Every line below is to be copied exactly, with the pictures left out.

Material for this exercise
· · · ·

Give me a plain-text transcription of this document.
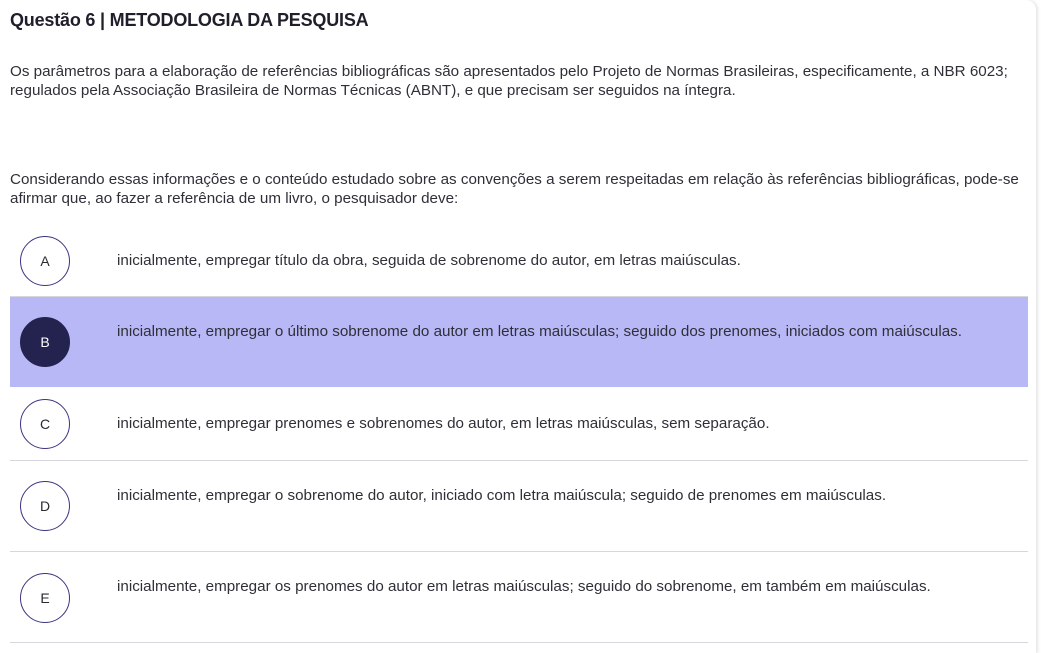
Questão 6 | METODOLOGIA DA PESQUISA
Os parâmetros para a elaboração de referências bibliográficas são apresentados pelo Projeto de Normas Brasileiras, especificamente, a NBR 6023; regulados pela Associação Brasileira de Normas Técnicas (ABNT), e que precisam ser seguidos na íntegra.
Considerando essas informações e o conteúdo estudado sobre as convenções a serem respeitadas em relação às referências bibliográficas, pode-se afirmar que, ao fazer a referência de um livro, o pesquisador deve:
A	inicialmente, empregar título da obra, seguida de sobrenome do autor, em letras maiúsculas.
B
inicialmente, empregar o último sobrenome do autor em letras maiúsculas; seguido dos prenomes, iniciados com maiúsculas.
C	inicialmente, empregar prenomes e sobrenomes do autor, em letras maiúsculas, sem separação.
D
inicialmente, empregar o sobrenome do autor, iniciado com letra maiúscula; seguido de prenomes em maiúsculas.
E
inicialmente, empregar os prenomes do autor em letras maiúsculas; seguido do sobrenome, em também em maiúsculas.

· · · ·

Reply to the exercise
Give me a plain-text transcription of this document.
Questão 6 | METODOLOGIA DA PESQUISA
Os parâmetros para a elaboração de referências bibliográficas são apresentados pelo Projeto de Normas Brasileiras, especificamente, a NBR 6023; regulados pela Associação Brasileira de Normas Técnicas (ABNT), e que precisam ser seguidos na íntegra.
Considerando essas informações e o conteúdo estudado sobre as convenções a serem respeitadas em relação às referências bibliográficas, pode-se afirmar que, ao fazer a referência de um livro, o pesquisador deve:
A	inicialmente, empregar título da obra, seguida de sobrenome do autor, em letras maiúsculas.
B
inicialmente, empregar o último sobrenome do autor em letras maiúsculas; seguido dos prenomes, iniciados com maiúsculas.
C	inicialmente, empregar prenomes e sobrenomes do autor, em letras maiúsculas, sem separação.
D
inicialmente, empregar o sobrenome do autor, iniciado com letra maiúscula; seguido de prenomes em maiúsculas.
E
inicialmente, empregar os prenomes do autor em letras maiúsculas; seguido do sobrenome, em também em maiúsculas.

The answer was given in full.